## [Data listing]
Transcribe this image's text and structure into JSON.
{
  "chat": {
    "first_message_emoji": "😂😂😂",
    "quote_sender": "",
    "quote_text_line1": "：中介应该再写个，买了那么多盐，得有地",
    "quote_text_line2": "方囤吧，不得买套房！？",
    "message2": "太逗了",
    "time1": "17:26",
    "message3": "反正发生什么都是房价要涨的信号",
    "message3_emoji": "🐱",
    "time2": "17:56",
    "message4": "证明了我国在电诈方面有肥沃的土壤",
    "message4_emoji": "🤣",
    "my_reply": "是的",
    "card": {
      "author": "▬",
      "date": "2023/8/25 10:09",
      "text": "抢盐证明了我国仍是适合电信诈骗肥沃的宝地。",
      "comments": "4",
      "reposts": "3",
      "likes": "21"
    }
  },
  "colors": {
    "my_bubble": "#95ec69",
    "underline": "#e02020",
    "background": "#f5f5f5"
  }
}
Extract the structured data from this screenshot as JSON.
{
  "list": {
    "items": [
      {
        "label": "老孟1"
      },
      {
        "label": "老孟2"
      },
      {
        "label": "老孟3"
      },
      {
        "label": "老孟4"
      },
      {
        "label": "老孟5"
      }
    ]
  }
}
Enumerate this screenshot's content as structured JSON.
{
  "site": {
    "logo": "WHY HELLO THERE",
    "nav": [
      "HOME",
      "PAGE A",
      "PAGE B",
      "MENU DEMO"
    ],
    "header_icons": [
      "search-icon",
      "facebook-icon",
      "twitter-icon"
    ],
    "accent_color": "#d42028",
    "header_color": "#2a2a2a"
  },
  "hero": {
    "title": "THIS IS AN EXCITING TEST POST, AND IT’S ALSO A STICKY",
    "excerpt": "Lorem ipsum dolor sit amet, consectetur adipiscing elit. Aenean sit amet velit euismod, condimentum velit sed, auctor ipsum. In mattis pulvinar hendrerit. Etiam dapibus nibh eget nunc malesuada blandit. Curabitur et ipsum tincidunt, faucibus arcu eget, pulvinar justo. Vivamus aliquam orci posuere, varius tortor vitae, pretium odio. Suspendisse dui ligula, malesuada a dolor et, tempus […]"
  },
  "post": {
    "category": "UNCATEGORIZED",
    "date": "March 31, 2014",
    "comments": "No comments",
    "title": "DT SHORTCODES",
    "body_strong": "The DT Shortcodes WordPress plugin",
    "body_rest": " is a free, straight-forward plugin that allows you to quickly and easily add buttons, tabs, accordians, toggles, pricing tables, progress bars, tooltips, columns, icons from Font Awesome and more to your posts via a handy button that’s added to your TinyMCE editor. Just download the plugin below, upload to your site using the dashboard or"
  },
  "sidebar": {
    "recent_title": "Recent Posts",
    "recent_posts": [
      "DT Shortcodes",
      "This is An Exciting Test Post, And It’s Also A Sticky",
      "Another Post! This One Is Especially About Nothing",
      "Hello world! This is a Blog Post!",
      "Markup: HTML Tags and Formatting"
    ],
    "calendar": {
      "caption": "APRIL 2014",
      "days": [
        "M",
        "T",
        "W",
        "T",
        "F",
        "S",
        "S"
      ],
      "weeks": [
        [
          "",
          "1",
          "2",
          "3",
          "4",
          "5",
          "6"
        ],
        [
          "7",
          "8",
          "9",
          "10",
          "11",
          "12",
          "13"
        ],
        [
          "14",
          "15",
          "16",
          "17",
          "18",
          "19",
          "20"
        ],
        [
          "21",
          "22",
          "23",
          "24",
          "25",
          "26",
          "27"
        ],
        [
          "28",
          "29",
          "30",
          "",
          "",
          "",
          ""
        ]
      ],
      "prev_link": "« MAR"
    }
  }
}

## [Exercise brief]
Return all the data above once more, precisely as given.

## [Solution]
Transcribe this image's text and structure into JSON.
{
  "chat": {
    "first_message_emoji": "😂😂😂",
    "quote_sender": "",
    "quote_text_line1": "：中介应该再写个，买了那么多盐，得有地",
    "quote_text_line2": "方囤吧，不得买套房！？",
    "message2": "太逗了",
    "time1": "17:26",
    "message3": "反正发生什么都是房价要涨的信号",
    "message3_emoji": "🐱",
    "time2": "17:56",
    "message4": "证明了我国在电诈方面有肥沃的土壤",
    "message4_emoji": "🤣",
    "my_reply": "是的",
    "card": {
      "author": "▬",
      "date": "2023/8/25 10:09",
      "text": "抢盐证明了我国仍是适合电信诈骗肥沃的宝地。",
      "comments": "4",
      "reposts": "3",
      "likes": "21"
    }
  },
  "colors": {
    "my_bubble": "#95ec69",
    "underline": "#e02020",
    "background": "#f5f5f5"
  }
}
Extract the structured data from this screenshot as JSON.
{
  "list": {
    "items": [
      {
        "label": "老孟1"
      },
      {
        "label": "老孟2"
      },
      {
        "label": "老孟3"
      },
      {
        "label": "老孟4"
      },
      {
        "label": "老孟5"
      }
    ]
  }
}
Enumerate this screenshot's content as structured JSON.
{
  "site": {
    "logo": "WHY HELLO THERE",
    "nav": [
      "HOME",
      "PAGE A",
      "PAGE B",
      "MENU DEMO"
    ],
    "header_icons": [
      "search-icon",
      "facebook-icon",
      "twitter-icon"
    ],
    "accent_color": "#d42028",
    "header_color": "#2a2a2a"
  },
  "hero": {
    "title": "THIS IS AN EXCITING TEST POST, AND IT’S ALSO A STICKY",
    "excerpt": "Lorem ipsum dolor sit amet, consectetur adipiscing elit. Aenean sit amet velit euismod, condimentum velit sed, auctor ipsum. In mattis pulvinar hendrerit. Etiam dapibus nibh eget nunc malesuada blandit. Curabitur et ipsum tincidunt, faucibus arcu eget, pulvinar justo. Vivamus aliquam orci posuere, varius tortor vitae, pretium odio. Suspendisse dui ligula, malesuada a dolor et, tempus […]"
  },
  "post": {
    "category": "UNCATEGORIZED",
    "date": "March 31, 2014",
    "comments": "No comments",
    "title": "DT SHORTCODES",
    "body_strong": "The DT Shortcodes WordPress plugin",
    "body_rest": " is a free, straight-forward plugin that allows you to quickly and easily add buttons, tabs, accordians, toggles, pricing tables, progress bars, tooltips, columns, icons from Font Awesome and more to your posts via a handy button that’s added to your TinyMCE editor. Just download the plugin below, upload to your site using the dashboard or"
  },
  "sidebar": {
    "recent_title": "Recent Posts",
    "recent_posts": [
      "DT Shortcodes",
      "This is An Exciting Test Post, And It’s Also A Sticky",
      "Another Post! This One Is Especially About Nothing",
      "Hello world! This is a Blog Post!",
      "Markup: HTML Tags and Formatting"
    ],
    "calendar": {
      "caption": "APRIL 2014",
      "days": [
        "M",
        "T",
        "W",
        "T",
        "F",
        "S",
        "S"
      ],
      "weeks": [
        [
          "",
          "1",
          "2",
          "3",
          "4",
          "5",
          "6"
        ],
        [
          "7",
          "8",
          "9",
          "10",
          "11",
          "12",
          "13"
        ],
        [
          "14",
          "15",
          "16",
          "17",
          "18",
          "19",
          "20"
        ],
        [
          "21",
          "22",
          "23",
          "24",
          "25",
          "26",
          "27"
        ],
        [
          "28",
          "29",
          "30",
          "",
          "",
          "",
          ""
        ]
      ],
      "prev_link": "« MAR"
    }
  }
}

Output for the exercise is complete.